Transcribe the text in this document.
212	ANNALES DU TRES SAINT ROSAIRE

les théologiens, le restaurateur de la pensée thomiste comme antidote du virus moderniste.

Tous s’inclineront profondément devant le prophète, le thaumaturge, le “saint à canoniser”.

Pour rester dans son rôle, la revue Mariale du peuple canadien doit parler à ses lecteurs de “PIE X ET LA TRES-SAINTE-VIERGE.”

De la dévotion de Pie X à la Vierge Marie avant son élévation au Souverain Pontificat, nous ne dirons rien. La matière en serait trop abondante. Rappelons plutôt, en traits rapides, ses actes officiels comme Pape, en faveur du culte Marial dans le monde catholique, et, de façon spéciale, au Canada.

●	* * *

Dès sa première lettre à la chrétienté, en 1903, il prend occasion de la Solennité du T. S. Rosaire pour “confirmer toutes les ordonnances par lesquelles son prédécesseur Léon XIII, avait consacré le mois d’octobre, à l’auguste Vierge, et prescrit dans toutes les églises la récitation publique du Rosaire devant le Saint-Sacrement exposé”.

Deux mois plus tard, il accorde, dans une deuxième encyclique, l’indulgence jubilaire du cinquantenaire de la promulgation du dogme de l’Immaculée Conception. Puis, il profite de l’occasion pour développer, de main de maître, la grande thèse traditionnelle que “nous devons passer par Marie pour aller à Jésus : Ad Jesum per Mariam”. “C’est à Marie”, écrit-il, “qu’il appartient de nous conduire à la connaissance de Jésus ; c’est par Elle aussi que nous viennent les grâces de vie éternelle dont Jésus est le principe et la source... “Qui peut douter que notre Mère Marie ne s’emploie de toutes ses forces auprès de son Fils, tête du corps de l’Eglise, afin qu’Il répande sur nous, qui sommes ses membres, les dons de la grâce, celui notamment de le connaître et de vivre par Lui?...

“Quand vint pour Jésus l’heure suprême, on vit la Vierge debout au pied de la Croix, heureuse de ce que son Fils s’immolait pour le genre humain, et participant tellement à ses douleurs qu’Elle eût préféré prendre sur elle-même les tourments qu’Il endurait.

◆ ◆ ◆

List the lines of the material in which the word "Jésus" occurs.

Deux mois plus tard, il accorde, dans une deuxième encyclique, l’indulgence jubilaire du cinquantenaire de la promulgation du dogme de l’Immaculée Conception. Puis, il profite de l’occasion pour développer, de main de maître, la grande thèse traditionnelle que “nous devons passer par Marie pour aller à Jésus : Ad Jesum per Mariam”. “C’est à Marie”, écrit-il, “qu’il appartient de nous conduire à la connaissance de Jésus ; c’est par Elle aussi que nous viennent les grâces de vie éternelle dont Jésus est le principe et la source... “Qui peut douter que notre Mère Marie ne s’emploie de toutes ses forces auprès de son Fils, tête du corps de l’Eglise, afin qu’Il répande sur nous, qui sommes ses membres, les dons de la grâce, celui notamment de le connaître et de vivre par Lui?...
“Quand vint pour Jésus l’heure suprême, on vit la Vierge debout au pied de la Croix, heureuse de ce que son Fils s’immolait pour le genre humain, et participant tellement à ses douleurs qu’Elle eût préféré prendre sur elle-même les tourments qu’Il endurait.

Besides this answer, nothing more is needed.